[Listing]
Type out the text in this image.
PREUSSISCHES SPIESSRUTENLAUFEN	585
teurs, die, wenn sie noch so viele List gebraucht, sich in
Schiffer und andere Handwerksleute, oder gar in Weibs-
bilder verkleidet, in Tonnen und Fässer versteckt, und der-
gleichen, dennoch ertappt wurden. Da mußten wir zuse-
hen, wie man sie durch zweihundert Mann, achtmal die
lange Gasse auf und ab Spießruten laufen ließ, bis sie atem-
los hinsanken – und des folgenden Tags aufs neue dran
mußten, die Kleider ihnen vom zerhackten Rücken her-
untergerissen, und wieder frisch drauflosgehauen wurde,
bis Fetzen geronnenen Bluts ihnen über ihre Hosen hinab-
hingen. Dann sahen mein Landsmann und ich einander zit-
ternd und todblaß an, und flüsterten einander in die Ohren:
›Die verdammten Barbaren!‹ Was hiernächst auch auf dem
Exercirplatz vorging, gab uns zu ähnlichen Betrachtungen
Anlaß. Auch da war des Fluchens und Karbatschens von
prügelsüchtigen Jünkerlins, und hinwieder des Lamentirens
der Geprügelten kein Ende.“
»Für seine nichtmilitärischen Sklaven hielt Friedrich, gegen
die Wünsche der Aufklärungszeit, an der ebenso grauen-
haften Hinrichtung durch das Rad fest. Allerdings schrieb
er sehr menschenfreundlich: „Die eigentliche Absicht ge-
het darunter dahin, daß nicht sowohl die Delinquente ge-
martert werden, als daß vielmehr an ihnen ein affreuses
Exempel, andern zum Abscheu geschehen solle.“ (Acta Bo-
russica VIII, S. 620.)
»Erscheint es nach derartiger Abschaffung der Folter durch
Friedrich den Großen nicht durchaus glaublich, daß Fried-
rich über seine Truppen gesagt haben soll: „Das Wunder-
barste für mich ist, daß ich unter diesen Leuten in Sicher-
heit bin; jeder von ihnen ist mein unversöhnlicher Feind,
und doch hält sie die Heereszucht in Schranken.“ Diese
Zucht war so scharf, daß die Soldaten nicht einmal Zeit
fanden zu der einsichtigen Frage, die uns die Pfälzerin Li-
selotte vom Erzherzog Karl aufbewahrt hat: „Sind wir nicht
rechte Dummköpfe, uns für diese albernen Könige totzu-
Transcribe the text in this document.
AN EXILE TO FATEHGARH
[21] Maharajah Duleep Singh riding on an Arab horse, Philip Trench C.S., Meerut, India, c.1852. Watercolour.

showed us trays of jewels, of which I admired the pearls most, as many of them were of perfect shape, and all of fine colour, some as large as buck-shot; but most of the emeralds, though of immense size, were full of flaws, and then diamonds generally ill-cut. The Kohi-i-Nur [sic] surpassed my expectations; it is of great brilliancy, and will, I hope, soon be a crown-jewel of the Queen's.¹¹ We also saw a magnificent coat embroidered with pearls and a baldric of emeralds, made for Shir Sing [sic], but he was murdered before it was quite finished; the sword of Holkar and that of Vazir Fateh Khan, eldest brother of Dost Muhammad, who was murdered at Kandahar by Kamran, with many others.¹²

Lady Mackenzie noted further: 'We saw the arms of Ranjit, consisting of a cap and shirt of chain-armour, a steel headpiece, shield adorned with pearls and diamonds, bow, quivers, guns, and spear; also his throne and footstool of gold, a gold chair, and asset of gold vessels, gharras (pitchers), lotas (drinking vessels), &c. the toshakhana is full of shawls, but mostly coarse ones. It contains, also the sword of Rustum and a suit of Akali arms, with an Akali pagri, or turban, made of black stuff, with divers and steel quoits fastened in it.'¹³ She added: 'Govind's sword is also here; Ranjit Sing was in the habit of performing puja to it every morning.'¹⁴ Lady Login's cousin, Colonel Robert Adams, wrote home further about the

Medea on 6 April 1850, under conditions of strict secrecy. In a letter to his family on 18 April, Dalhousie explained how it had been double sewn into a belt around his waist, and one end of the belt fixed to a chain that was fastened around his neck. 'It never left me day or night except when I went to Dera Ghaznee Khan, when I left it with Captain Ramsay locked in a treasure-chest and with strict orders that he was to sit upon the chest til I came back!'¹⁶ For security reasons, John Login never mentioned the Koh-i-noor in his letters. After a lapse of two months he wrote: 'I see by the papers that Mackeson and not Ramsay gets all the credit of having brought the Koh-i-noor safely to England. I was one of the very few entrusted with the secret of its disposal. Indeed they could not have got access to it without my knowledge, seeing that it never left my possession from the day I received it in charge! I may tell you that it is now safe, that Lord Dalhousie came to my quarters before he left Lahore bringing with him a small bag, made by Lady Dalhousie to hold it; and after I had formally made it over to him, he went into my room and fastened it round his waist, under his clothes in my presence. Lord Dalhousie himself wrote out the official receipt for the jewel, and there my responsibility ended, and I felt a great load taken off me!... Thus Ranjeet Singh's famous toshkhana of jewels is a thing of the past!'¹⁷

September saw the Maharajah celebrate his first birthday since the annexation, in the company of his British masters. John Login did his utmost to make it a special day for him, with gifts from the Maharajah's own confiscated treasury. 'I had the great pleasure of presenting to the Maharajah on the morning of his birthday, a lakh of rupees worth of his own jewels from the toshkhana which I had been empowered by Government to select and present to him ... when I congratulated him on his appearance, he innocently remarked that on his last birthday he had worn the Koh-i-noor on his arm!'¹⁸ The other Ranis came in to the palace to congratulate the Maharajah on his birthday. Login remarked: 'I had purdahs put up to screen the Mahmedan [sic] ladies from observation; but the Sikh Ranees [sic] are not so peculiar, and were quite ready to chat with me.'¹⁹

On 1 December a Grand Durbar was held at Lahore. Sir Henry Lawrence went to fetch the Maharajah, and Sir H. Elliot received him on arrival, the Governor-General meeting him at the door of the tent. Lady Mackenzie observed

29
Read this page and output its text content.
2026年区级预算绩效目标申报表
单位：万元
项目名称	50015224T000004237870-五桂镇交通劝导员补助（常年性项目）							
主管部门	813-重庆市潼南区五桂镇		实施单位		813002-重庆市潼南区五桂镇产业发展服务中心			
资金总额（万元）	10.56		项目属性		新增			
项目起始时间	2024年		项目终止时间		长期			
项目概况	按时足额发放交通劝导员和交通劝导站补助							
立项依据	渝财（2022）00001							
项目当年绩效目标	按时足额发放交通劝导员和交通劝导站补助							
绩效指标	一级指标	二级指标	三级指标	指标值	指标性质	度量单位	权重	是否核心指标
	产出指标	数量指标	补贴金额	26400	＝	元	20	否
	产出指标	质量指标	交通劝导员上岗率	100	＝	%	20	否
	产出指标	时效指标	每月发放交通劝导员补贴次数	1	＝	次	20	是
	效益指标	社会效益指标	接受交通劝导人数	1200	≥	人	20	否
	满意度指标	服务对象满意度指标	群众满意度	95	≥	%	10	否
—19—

[Problem]
In the entries above, find the line containing "Read this page and output its text content.". Set down that line and every line after it through the last one, exactly and alone.

[The reply]
Read this page and output its text content.
2026年区级预算绩效目标申报表
单位：万元
项目名称	50015224T000004237870-五桂镇交通劝导员补助（常年性项目）							
主管部门	813-重庆市潼南区五桂镇		实施单位		813002-重庆市潼南区五桂镇产业发展服务中心			
资金总额（万元）	10.56		项目属性		新增			
项目起始时间	2024年		项目终止时间		长期			
项目概况	按时足额发放交通劝导员和交通劝导站补助							
立项依据	渝财（2022）00001							
项目当年绩效目标	按时足额发放交通劝导员和交通劝导站补助							
绩效指标	一级指标	二级指标	三级指标	指标值	指标性质	度量单位	权重	是否核心指标
	产出指标	数量指标	补贴金额	26400	＝	元	20	否
	产出指标	质量指标	交通劝导员上岗率	100	＝	%	20	否
	产出指标	时效指标	每月发放交通劝导员补贴次数	1	＝	次	20	是
	效益指标	社会效益指标	接受交通劝导人数	1200	≥	人	20	否
	满意度指标	服务对象满意度指标	群众满意度	95	≥	%	10	否
—19—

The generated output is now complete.